** START LISTING **

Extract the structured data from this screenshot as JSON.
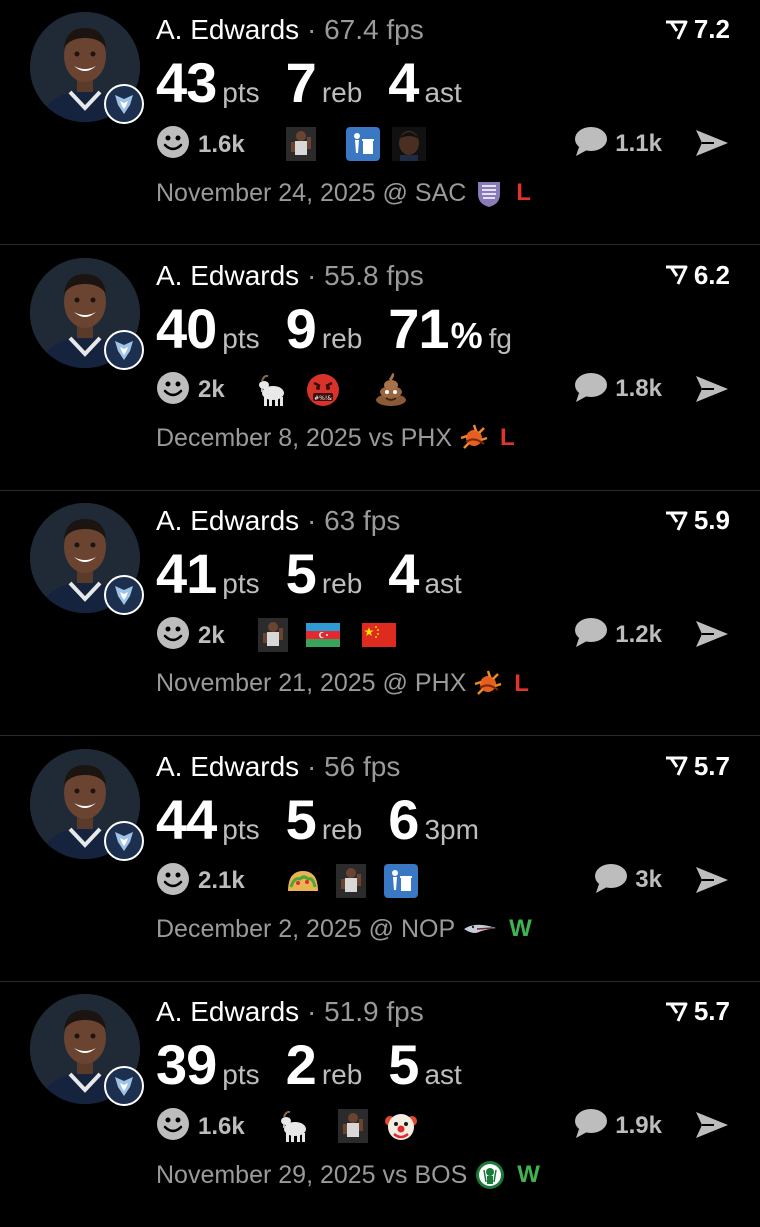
{
  "colors": {
    "loss": "#e0332b",
    "win": "#3fb34f",
    "muted": "#9a9a9a"
  },
  "posts": [
    {
      "player": "A. Edwards",
      "fps": "67.4 fps",
      "rating": "7.2",
      "stats": [
        {
          "value": "43",
          "unit": "pts"
        },
        {
          "value": "7",
          "unit": "reb"
        },
        {
          "value": "4",
          "unit": "ast"
        }
      ],
      "reactions": "1.6k",
      "emojis": [
        "player-photo-icon",
        "trash-can-icon",
        "player-face-icon"
      ],
      "comments": "1.1k",
      "date": "November 24, 2025",
      "venue": "@",
      "opponent": "SAC",
      "opponent_logo": "kings-logo-icon",
      "result": "L"
    },
    {
      "player": "A. Edwards",
      "fps": "55.8 fps",
      "rating": "6.2",
      "stats": [
        {
          "value": "40",
          "unit": "pts"
        },
        {
          "value": "9",
          "unit": "reb"
        },
        {
          "value": "71",
          "unit": "%",
          "unit2": "fg"
        }
      ],
      "reactions": "2k",
      "emojis": [
        "goat-icon",
        "cursing-face-icon",
        "poop-icon"
      ],
      "comments": "1.8k",
      "date": "December 8, 2025",
      "venue": "vs",
      "opponent": "PHX",
      "opponent_logo": "suns-logo-icon",
      "result": "L"
    },
    {
      "player": "A. Edwards",
      "fps": "63 fps",
      "rating": "5.9",
      "stats": [
        {
          "value": "41",
          "unit": "pts"
        },
        {
          "value": "5",
          "unit": "reb"
        },
        {
          "value": "4",
          "unit": "ast"
        }
      ],
      "reactions": "2k",
      "emojis": [
        "player-photo-icon",
        "azerbaijan-flag-icon",
        "china-flag-icon"
      ],
      "comments": "1.2k",
      "date": "November 21, 2025",
      "venue": "@",
      "opponent": "PHX",
      "opponent_logo": "suns-logo-icon",
      "result": "L"
    },
    {
      "player": "A. Edwards",
      "fps": "56 fps",
      "rating": "5.7",
      "stats": [
        {
          "value": "44",
          "unit": "pts"
        },
        {
          "value": "5",
          "unit": "reb"
        },
        {
          "value": "6",
          "unit": "3pm"
        }
      ],
      "reactions": "2.1k",
      "emojis": [
        "taco-icon",
        "player-photo-icon",
        "trash-can-icon"
      ],
      "comments": "3k",
      "date": "December 2, 2025",
      "venue": "@",
      "opponent": "NOP",
      "opponent_logo": "pelicans-logo-icon",
      "result": "W"
    },
    {
      "player": "A. Edwards",
      "fps": "51.9 fps",
      "rating": "5.7",
      "stats": [
        {
          "value": "39",
          "unit": "pts"
        },
        {
          "value": "2",
          "unit": "reb"
        },
        {
          "value": "5",
          "unit": "ast"
        }
      ],
      "reactions": "1.6k",
      "emojis": [
        "goat-icon",
        "player-photo-icon",
        "clown-face-icon"
      ],
      "comments": "1.9k",
      "date": "November 29, 2025",
      "venue": "vs",
      "opponent": "BOS",
      "opponent_logo": "celtics-logo-icon",
      "result": "W"
    }
  ]
}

** END LISTING **

Quote every line word for word and keep the images out of the copy.

OUTPUT OF THE EXERCISE
Extract the structured data from this screenshot as JSON.
{
  "colors": {
    "loss": "#e0332b",
    "win": "#3fb34f",
    "muted": "#9a9a9a"
  },
  "posts": [
    {
      "player": "A. Edwards",
      "fps": "67.4 fps",
      "rating": "7.2",
      "stats": [
        {
          "value": "43",
          "unit": "pts"
        },
        {
          "value": "7",
          "unit": "reb"
        },
        {
          "value": "4",
          "unit": "ast"
        }
      ],
      "reactions": "1.6k",
      "emojis": [
        "player-photo-icon",
        "trash-can-icon",
        "player-face-icon"
      ],
      "comments": "1.1k",
      "date": "November 24, 2025",
      "venue": "@",
      "opponent": "SAC",
      "opponent_logo": "kings-logo-icon",
      "result": "L"
    },
    {
      "player": "A. Edwards",
      "fps": "55.8 fps",
      "rating": "6.2",
      "stats": [
        {
          "value": "40",
          "unit": "pts"
        },
        {
          "value": "9",
          "unit": "reb"
        },
        {
          "value": "71",
          "unit": "%",
          "unit2": "fg"
        }
      ],
      "reactions": "2k",
      "emojis": [
        "goat-icon",
        "cursing-face-icon",
        "poop-icon"
      ],
      "comments": "1.8k",
      "date": "December 8, 2025",
      "venue": "vs",
      "opponent": "PHX",
      "opponent_logo": "suns-logo-icon",
      "result": "L"
    },
    {
      "player": "A. Edwards",
      "fps": "63 fps",
      "rating": "5.9",
      "stats": [
        {
          "value": "41",
          "unit": "pts"
        },
        {
          "value": "5",
          "unit": "reb"
        },
        {
          "value": "4",
          "unit": "ast"
        }
      ],
      "reactions": "2k",
      "emojis": [
        "player-photo-icon",
        "azerbaijan-flag-icon",
        "china-flag-icon"
      ],
      "comments": "1.2k",
      "date": "November 21, 2025",
      "venue": "@",
      "opponent": "PHX",
      "opponent_logo": "suns-logo-icon",
      "result": "L"
    },
    {
      "player": "A. Edwards",
      "fps": "56 fps",
      "rating": "5.7",
      "stats": [
        {
          "value": "44",
          "unit": "pts"
        },
        {
          "value": "5",
          "unit": "reb"
        },
        {
          "value": "6",
          "unit": "3pm"
        }
      ],
      "reactions": "2.1k",
      "emojis": [
        "taco-icon",
        "player-photo-icon",
        "trash-can-icon"
      ],
      "comments": "3k",
      "date": "December 2, 2025",
      "venue": "@",
      "opponent": "NOP",
      "opponent_logo": "pelicans-logo-icon",
      "result": "W"
    },
    {
      "player": "A. Edwards",
      "fps": "51.9 fps",
      "rating": "5.7",
      "stats": [
        {
          "value": "39",
          "unit": "pts"
        },
        {
          "value": "2",
          "unit": "reb"
        },
        {
          "value": "5",
          "unit": "ast"
        }
      ],
      "reactions": "1.6k",
      "emojis": [
        "goat-icon",
        "player-photo-icon",
        "clown-face-icon"
      ],
      "comments": "1.9k",
      "date": "November 29, 2025",
      "venue": "vs",
      "opponent": "BOS",
      "opponent_logo": "celtics-logo-icon",
      "result": "W"
    }
  ]
}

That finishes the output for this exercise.